TASK DIRECTIONS: Tally how many lines in the items below contain the word "nitrogen". Reply with the number alone.

begin

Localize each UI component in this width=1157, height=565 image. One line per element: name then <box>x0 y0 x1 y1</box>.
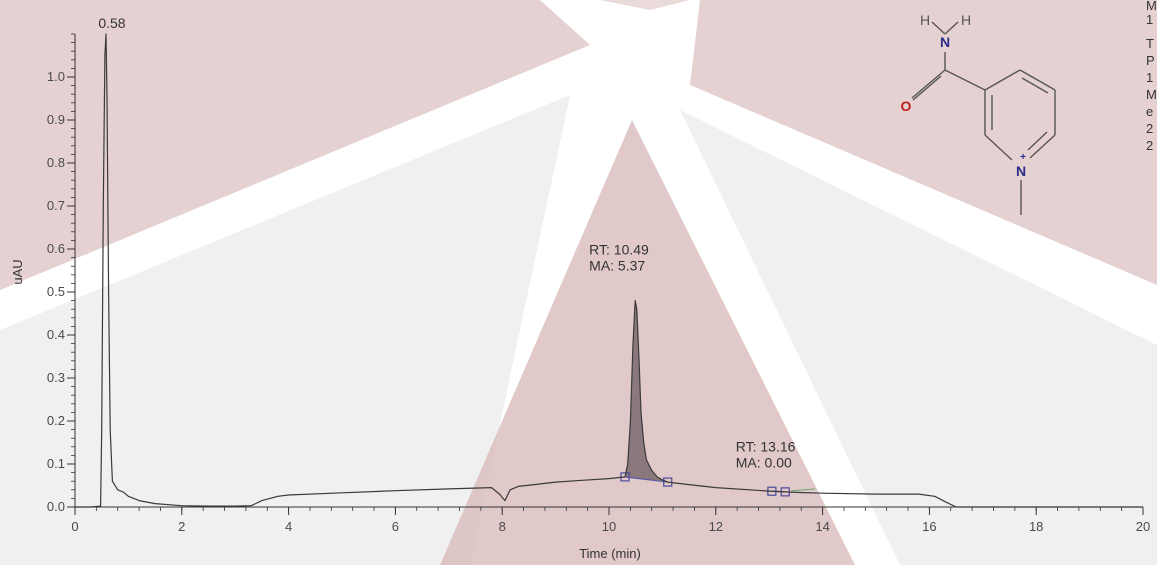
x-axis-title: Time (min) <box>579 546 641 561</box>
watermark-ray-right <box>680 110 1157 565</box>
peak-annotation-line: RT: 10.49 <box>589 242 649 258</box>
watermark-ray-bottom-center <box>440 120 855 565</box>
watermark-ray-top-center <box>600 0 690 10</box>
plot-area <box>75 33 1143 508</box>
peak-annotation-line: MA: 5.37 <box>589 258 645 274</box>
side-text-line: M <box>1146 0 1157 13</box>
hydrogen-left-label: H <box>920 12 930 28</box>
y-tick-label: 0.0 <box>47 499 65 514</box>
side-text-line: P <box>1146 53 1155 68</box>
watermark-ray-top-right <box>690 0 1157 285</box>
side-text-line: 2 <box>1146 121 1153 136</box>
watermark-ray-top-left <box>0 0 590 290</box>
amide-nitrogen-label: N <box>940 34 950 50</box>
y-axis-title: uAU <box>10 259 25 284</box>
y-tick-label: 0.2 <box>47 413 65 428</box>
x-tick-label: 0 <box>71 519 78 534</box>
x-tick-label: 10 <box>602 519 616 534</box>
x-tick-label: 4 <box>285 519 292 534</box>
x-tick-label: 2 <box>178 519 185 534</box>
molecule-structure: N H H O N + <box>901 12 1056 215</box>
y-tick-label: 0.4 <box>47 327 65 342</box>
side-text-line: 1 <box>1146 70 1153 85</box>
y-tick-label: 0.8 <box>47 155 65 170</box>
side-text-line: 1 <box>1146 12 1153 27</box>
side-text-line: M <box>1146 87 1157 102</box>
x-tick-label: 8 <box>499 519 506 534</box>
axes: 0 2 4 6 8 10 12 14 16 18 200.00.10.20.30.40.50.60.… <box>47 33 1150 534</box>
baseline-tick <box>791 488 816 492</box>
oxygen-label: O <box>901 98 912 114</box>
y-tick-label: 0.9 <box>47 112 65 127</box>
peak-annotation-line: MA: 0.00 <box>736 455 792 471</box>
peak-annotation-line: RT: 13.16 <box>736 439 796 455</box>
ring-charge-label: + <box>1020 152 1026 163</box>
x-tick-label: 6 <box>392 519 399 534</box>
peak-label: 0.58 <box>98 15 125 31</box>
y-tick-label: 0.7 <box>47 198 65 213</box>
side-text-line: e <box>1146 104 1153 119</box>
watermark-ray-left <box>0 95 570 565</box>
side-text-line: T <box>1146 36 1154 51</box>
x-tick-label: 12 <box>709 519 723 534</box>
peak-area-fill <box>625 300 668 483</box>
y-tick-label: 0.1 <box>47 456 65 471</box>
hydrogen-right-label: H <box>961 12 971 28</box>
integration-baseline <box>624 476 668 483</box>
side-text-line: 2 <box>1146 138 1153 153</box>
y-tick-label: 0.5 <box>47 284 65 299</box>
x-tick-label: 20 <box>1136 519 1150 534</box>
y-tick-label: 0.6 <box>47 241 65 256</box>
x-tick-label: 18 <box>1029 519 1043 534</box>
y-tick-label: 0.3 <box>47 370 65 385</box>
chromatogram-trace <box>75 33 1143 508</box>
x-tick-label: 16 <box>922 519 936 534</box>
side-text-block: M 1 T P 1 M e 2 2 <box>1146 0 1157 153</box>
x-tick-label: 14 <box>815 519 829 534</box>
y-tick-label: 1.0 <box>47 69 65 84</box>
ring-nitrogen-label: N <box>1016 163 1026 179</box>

end

THE OUTPUT: 2